Stored data:

----

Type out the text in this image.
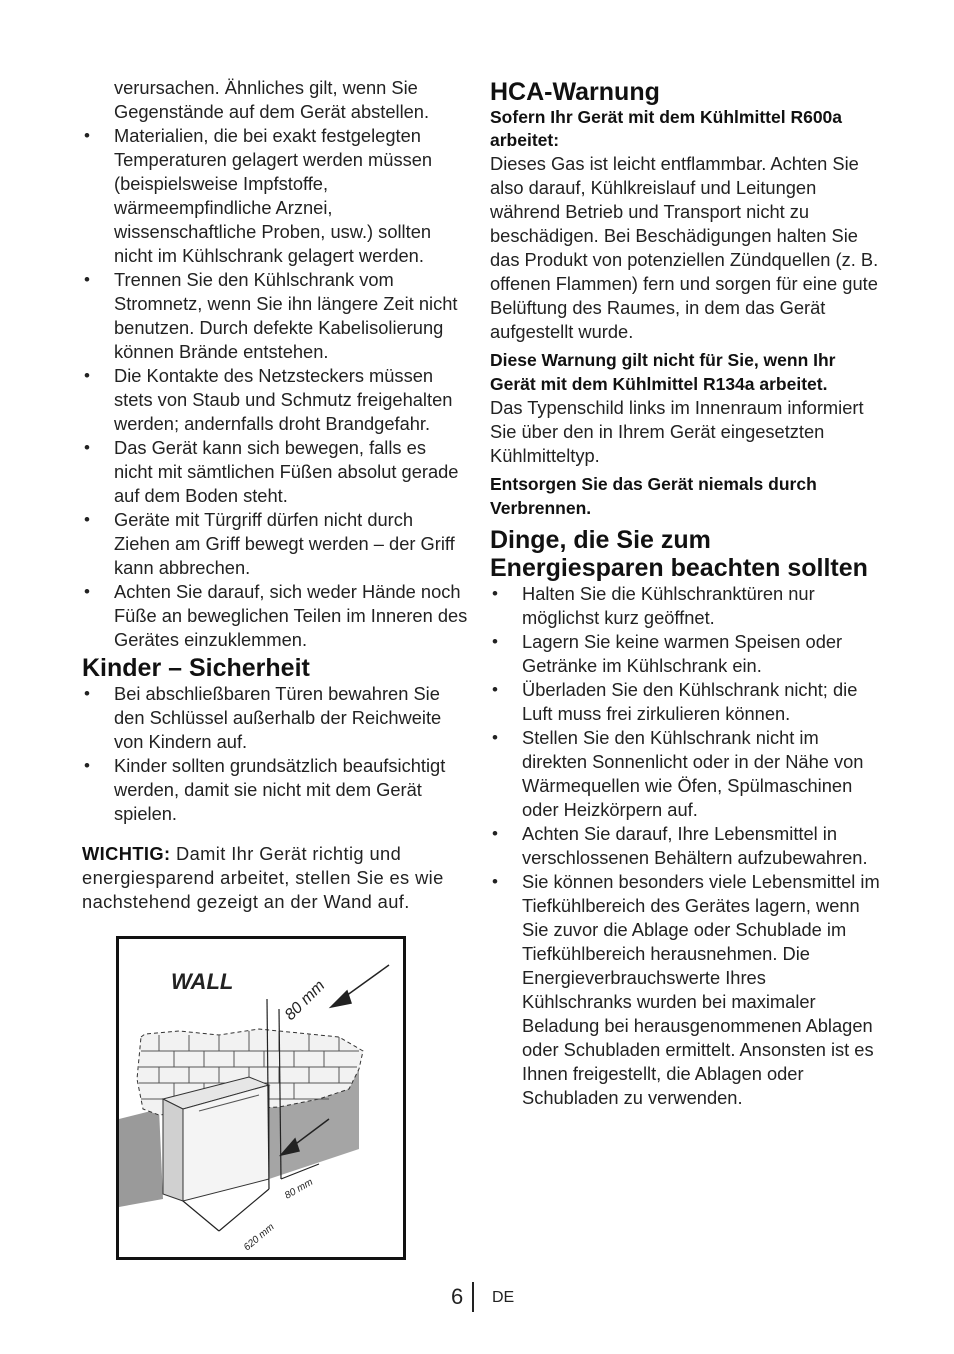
verursachen. Ähnliches gilt, wenn Sie Gegenstände auf dem Gerät abstellen.

• Materialien, die bei exakt festgelegten Temperaturen gelagert werden müssen (beispielsweise Impfstoffe, wärmeempfindliche Arznei, wissenschaftliche Proben, usw.) sollten nicht im Kühlschrank gelagert werden.
• Trennen Sie den Kühlschrank vom Stromnetz, wenn Sie ihn längere Zeit nicht benutzen. Durch defekte Kabelisolierung können Brände entstehen.
• Die Kontakte des Netzsteckers müssen stets von Staub und Schmutz freigehalten werden; andernfalls droht Brandgefahr.
• Das Gerät kann sich bewegen, falls es nicht mit sämtlichen Füßen absolut gerade auf dem Boden steht.
• Geräte mit Türgriff dürfen nicht durch Ziehen am Griff bewegt werden – der Griff kann abbrechen.
• Achten Sie darauf, sich weder Hände noch Füße an beweglichen Teilen im Inneren des Gerätes einzuklemmen.
Kinder – Sicherheit
• Bei abschließbaren Türen bewahren Sie den Schlüssel außerhalb der Reichweite von Kindern auf.
• Kinder sollten grundsätzlich beaufsichtigt werden, damit sie nicht mit dem Gerät spielen.

WICHTIG: Damit Ihr Gerät richtig und energiesparend arbeitet, stellen Sie es wie nachstehend gezeigt an der Wand auf.

WALL	80 mm
80 mm
620 mm
HCA-Warnung

Sofern Ihr Gerät mit dem Kühlmittel R600a arbeitet:

Dieses Gas ist leicht entflammbar. Achten Sie also darauf, Kühlkreislauf und Leitungen während Betrieb und Transport nicht zu beschädigen. Bei Beschädigungen halten Sie das Produkt von potenziellen Zündquellen (z. B. offenen Flammen) fern und sorgen für eine gute Belüftung des Raumes, in dem das Gerät aufgestellt wurde.

Diese Warnung gilt nicht für Sie, wenn Ihr Gerät mit dem Kühlmittel R134a arbeitet.

Das Typenschild links im Innenraum informiert Sie über den in Ihrem Gerät eingesetzten Kühlmitteltyp.

Entsorgen Sie das Gerät niemals durch Verbrennen.

Dinge, die Sie zum Energiesparen beachten sollten
• Halten Sie die Kühlschranktüren nur möglichst kurz geöffnet.
• Lagern Sie keine warmen Speisen oder Getränke im Kühlschrank ein.
• Überladen Sie den Kühlschrank nicht; die Luft muss frei zirkulieren können.
• Stellen Sie den Kühlschrank nicht im direkten Sonnenlicht oder in der Nähe von Wärmequellen wie Öfen, Spülmaschinen oder Heizkörpern auf.
• Achten Sie darauf, Ihre Lebensmittel in verschlossenen Behältern aufzubewahren.
• Sie können besonders viele Lebensmittel im Tiefkühlbereich des Gerätes lagern, wenn Sie zuvor die Ablage oder Schublade im Tiefkühlbereich herausnehmen. Die Energieverbrauchswerte Ihres Kühlschranks wurden bei maximaler Beladung bei herausgenommenen Ablagen oder Schubladen ermittelt. Ansonsten ist es Ihnen freigestellt, die Ablagen oder Schubladen zu verwenden.
6 DE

----

▶ _Work required_:
Each line in the data that holds the word "können" must be copied.

▶ _Your solution_:
• Trennen Sie den Kühlschrank vom Stromnetz, wenn Sie ihn längere Zeit nicht benutzen. Durch defekte Kabelisolierung können Brände entstehen.
• Überladen Sie den Kühlschrank nicht; die Luft muss frei zirkulieren können.
• Sie können besonders viele Lebensmittel im Tiefkühlbereich des Gerätes lagern, wenn Sie zuvor die Ablage oder Schublade im Tiefkühlbereich herausnehmen. Die Energieverbrauchswerte Ihres Kühlschranks wurden bei maximaler Beladung bei herausgenommenen Ablagen oder Schubladen ermittelt. Ansonsten ist es Ihnen freigestellt, die Ablagen oder Schubladen zu verwenden.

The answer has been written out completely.